» **Directions for this task**:
Single out each line with the word "Getalbeelden" and copy it.

▼

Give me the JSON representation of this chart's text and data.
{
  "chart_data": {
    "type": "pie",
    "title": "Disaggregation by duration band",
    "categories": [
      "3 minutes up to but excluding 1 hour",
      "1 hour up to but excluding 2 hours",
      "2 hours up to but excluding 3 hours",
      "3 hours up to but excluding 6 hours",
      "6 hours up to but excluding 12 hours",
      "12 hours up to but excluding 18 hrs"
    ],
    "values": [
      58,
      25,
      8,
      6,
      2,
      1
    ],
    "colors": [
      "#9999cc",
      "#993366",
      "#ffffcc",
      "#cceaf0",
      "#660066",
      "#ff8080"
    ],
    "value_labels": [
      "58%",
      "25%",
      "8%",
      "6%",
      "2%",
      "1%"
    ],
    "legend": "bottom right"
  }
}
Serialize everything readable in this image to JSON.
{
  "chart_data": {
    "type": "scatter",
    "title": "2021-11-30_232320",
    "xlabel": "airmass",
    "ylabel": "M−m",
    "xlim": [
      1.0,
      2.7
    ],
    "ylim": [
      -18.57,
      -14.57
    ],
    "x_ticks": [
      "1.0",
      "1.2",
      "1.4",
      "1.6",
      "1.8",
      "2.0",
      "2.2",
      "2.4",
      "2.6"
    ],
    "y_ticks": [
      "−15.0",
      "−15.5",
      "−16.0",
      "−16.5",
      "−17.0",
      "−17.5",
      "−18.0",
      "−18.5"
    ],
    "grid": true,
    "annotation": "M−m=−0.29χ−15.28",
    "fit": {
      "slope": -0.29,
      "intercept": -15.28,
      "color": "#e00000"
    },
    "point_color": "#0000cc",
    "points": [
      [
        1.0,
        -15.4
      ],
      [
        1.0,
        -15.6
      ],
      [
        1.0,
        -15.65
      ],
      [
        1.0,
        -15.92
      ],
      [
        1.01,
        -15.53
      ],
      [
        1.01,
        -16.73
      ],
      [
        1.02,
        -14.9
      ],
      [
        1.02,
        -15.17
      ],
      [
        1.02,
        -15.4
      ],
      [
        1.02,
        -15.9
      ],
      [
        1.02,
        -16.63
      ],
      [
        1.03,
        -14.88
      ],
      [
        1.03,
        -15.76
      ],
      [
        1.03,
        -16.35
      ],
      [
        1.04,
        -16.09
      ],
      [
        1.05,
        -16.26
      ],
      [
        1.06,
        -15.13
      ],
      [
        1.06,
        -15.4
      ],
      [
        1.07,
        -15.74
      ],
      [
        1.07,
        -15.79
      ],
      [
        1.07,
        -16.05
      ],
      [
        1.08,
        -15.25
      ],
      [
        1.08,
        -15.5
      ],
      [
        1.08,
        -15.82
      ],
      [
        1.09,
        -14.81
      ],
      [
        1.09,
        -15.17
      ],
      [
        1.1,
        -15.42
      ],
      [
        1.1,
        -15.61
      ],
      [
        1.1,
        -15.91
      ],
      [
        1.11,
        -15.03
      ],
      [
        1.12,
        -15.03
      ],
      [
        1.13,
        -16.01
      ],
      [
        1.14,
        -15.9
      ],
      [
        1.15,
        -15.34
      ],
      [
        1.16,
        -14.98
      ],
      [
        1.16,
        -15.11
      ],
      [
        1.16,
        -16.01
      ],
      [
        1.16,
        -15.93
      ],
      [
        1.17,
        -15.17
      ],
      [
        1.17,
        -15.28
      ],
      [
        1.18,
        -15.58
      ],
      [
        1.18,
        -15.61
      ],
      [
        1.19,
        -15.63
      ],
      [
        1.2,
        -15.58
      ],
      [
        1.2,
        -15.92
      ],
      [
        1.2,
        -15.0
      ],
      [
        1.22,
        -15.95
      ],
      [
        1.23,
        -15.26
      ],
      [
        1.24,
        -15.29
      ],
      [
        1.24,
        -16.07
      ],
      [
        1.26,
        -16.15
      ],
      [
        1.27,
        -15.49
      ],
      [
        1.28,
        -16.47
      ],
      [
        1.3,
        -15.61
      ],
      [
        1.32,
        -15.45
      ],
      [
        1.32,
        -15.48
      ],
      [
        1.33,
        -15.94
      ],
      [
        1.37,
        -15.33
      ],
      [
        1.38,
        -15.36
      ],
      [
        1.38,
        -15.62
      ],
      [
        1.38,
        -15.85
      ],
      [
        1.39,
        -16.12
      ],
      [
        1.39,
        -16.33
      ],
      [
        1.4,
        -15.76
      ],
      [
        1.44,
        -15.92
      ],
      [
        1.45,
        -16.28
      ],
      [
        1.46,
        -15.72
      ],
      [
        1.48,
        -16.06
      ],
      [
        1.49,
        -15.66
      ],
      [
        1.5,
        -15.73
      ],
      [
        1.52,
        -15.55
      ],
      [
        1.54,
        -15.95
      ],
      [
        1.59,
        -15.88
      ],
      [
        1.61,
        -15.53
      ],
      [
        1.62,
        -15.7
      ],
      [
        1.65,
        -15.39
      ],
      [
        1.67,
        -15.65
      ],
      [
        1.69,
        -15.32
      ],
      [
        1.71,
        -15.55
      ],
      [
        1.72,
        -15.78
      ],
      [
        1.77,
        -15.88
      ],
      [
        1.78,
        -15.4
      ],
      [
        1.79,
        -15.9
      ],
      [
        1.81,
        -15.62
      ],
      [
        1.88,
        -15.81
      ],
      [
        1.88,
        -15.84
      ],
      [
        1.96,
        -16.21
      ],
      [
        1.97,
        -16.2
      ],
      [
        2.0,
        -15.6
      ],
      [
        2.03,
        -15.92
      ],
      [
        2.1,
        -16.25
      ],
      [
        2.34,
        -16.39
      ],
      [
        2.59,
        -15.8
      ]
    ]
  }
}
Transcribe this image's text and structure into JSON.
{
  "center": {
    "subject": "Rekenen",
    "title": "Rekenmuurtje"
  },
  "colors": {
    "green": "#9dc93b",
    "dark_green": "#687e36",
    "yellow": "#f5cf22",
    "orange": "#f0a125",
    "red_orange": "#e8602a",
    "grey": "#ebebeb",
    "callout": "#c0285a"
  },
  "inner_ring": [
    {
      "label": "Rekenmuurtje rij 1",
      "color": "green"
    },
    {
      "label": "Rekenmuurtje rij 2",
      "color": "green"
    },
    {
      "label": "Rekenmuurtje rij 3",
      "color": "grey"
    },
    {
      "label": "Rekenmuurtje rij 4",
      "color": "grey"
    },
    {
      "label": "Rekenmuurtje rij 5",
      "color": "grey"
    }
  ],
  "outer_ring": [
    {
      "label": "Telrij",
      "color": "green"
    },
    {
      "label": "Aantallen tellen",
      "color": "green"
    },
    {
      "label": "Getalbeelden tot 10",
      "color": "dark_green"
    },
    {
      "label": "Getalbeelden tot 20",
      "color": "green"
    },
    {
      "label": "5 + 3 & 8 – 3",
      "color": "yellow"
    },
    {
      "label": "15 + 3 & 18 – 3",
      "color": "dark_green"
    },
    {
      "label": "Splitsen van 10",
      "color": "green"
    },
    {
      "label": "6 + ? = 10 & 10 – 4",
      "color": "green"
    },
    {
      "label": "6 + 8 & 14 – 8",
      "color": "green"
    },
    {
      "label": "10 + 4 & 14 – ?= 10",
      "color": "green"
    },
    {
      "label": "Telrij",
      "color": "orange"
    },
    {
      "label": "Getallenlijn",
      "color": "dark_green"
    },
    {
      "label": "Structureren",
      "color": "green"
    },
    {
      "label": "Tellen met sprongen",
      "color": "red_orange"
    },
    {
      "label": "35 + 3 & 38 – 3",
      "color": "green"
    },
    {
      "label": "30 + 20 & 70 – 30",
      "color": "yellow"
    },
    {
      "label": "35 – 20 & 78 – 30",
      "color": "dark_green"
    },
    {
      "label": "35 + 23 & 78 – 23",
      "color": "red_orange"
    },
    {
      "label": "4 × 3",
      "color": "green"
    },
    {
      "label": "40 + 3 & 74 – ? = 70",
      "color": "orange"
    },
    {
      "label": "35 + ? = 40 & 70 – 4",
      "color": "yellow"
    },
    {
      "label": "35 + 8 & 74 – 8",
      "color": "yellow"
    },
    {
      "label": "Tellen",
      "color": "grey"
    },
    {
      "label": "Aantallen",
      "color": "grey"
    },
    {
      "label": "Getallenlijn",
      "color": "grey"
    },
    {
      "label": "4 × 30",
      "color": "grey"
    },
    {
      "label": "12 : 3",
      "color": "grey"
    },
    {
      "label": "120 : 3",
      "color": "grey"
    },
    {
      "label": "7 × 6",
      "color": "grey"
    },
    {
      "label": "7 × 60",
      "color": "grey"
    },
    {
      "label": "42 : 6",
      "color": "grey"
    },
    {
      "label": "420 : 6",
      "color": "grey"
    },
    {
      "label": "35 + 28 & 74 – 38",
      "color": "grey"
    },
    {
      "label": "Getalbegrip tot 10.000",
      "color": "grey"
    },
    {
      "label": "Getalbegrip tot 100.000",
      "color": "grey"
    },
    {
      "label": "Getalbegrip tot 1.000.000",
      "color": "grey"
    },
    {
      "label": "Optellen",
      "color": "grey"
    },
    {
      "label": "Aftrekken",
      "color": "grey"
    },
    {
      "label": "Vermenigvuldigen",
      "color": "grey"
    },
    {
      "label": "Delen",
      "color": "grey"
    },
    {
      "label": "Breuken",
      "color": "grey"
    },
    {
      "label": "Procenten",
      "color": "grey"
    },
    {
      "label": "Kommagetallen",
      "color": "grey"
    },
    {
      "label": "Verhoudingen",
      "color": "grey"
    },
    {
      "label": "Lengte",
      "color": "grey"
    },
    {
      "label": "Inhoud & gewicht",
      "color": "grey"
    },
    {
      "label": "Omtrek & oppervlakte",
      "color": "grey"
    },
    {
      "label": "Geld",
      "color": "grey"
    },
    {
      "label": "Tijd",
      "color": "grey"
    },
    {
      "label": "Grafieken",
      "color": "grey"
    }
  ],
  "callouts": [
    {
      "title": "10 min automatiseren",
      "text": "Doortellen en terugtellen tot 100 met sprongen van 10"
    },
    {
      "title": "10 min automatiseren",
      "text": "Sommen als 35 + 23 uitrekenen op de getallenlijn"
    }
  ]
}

▲

» **Right answer**:
      "label": "Getalbeelden tot 10",
      "label": "Getalbeelden tot 20",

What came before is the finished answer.